##### Texte fourni #####

L’investissement dans l’agriculture, un instrument à double tranchant

Publié le 15.10.2013

Les civilisations antiques en ont souvent fait le socle de leur puissance : les Etats investissaient dans les grandes infrastructures d’irrigation, les routes, les ports, le stockage, et régulaient les marchés… Leur souci était bien sûr d’assurer la sécurité alimentaire des populations, mais ce secteur si facile à contrôler était aussi lourdement taxé, afin d’entretenir l’administration, l’aristocratie, et de financer d’autres priorités (la guerre, l’urbanisation..), au point de souvent étrangler le monde rural.


Le monde contemporain mondialisé est confronté au même dilemme.

L’investissement agricole est une clé de la lutte contre la faim, scandale des temps modernes incapables depuis des décennies de relever ce défi. Dans un monde d’accumulation des richesses, d’avancées technologiques et de surconsommation, près de 900 millions de personnes se couchent chaque soir le ventre vide, dont 70% sont des agriculteurs des pays du Sud. Les Etats et la communauté internationale, qui ont négligé ces agricultures pendant des décennies tant dans l’aide publique au développement que dans les budgets des Etats concernés, rivalisent aujourd’hui d’annonces en faveur d’investissements dans ce secteur.

Mais pour cela, ils font aujourd’hui de plus en plus appel au secteur privé : les investissements privés internationaux ont pris le pas sur l’investissement public, et les Etats en viennent à les soutenir dans leurs logiques de profit, y compris au nom du développement et de la lutte contre la faim…

Ainsi l’investissement agricole peut aussi être vecteur de toutes les convoitises, de la ruée des pays riches vers les ressources des pays « pauvres », des logiques d’accumulation, du jeu de la spéculation… Des convoitises attisées justement par la rareté : la crise alimentaire et les spéculations sur les marchés de matières premières, la concurrence dans l’usage de la terre entre agriculture, exploitation des sous-sols, production énergétique et urbanisation, avivent l’intérêt des investisseurs internationaux pour ce secteur. Jusqu’à l’intolérable, quand l’insécurité alimentaire devient une opportunité rendant les investissements plus attractifs ! L’investissement international est de plus en plus teinté de scandales, celui de l’évasion fiscale et de la corruption, des violences, des accaparements de ressources, des populations locales niées dans leurs besoins vitaux et dans leurs droits.

##### Entrées fournies #####

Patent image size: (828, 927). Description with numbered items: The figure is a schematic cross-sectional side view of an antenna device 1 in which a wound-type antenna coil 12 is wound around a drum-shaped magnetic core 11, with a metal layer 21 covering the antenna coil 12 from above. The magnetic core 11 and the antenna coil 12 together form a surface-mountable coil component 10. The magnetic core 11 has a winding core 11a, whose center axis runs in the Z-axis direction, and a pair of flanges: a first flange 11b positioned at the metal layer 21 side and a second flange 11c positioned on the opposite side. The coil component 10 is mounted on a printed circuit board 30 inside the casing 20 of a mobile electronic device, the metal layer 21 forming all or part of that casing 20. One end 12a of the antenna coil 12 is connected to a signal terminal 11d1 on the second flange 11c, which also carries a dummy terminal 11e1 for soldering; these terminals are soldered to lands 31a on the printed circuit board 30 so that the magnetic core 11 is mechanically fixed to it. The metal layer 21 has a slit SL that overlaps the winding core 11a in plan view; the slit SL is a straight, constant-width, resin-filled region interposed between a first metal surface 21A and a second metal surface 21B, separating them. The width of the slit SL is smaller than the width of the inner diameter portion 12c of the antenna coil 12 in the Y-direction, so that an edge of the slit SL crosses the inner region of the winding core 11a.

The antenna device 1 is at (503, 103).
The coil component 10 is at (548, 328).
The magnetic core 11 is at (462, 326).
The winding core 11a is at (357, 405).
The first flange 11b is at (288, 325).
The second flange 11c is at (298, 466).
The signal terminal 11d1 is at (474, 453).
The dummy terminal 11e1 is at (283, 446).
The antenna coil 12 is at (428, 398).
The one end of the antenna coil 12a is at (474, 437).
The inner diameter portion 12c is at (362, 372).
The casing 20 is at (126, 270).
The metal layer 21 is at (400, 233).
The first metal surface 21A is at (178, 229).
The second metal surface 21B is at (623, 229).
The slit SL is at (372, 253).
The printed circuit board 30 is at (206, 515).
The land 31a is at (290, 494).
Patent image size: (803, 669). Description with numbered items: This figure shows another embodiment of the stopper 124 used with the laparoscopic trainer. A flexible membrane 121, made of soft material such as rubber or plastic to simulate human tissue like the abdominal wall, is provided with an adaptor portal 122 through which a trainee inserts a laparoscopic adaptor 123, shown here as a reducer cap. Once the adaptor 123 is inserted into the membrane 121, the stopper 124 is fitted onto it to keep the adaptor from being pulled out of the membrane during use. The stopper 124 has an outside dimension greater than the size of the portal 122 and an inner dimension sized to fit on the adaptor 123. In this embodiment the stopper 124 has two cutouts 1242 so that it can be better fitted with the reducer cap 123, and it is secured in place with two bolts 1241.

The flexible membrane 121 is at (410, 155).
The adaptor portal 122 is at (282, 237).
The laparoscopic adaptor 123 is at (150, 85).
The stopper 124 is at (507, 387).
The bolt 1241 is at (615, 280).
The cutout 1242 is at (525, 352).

#####

Consignes:
1 - D'après le texte sur l'investissement agricole, combien de personnes se couchent chaque soir le ventre vide ?
2 - Recopiez les entrées depuis leur première ligne jusqu'à la ligne contenant « The one end », incluse, en remplaçant « drum-shaped » par « barrel-shaped » et sans rien modifier d'autre.
Le texte et les entrées n'ont aucun lien entre eux.

Réponses par tâche:
1 - Près de 900 millions de personnes.

2 -
Patent image size: (828, 927). Description with numbered items: The figure is a schematic cross-sectional side view of an antenna device 1 in which a wound-type antenna coil 12 is wound around a barrel-shaped magnetic core 11, with a metal layer 21 covering the antenna coil 12 from above. The magnetic core 11 and the antenna coil 12 together form a surface-mountable coil component 10. The magnetic core 11 has a winding core 11a, whose center axis runs in the Z-axis direction, and a pair of flanges: a first flange 11b positioned at the metal layer 21 side and a second flange 11c positioned on the opposite side. The coil component 10 is mounted on a printed circuit board 30 inside the casing 20 of a mobile electronic device, the metal layer 21 forming all or part of that casing 20. One end 12a of the antenna coil 12 is connected to a signal terminal 11d1 on the second flange 11c, which also carries a dummy terminal 11e1 for soldering; these terminals are soldered to lands 31a on the printed circuit board 30 so that the magnetic core 11 is mechanically fixed to it. The metal layer 21 has a slit SL that overlaps the winding core 11a in plan view; the slit SL is a straight, constant-width, resin-filled region interposed between a first metal surface 21A and a second metal surface 21B, separating them. The width of the slit SL is smaller than the width of the inner diameter portion 12c of the antenna coil 12 in the Y-direction, so that an edge of the slit SL crosses the inner region of the winding core 11a.

The antenna device 1 is at (503, 103).
The coil component 10 is at (548, 328).
The magnetic core 11 is at (462, 326).
The winding core 11a is at (357, 405).
The first flange 11b is at (288, 325).
The second flange 11c is at (298, 466).
The signal terminal 11d1 is at (474, 453).
The dummy terminal 11e1 is at (283, 446).
The antenna coil 12 is at (428, 398).
The one end of the antenna coil 12a is at (474, 437).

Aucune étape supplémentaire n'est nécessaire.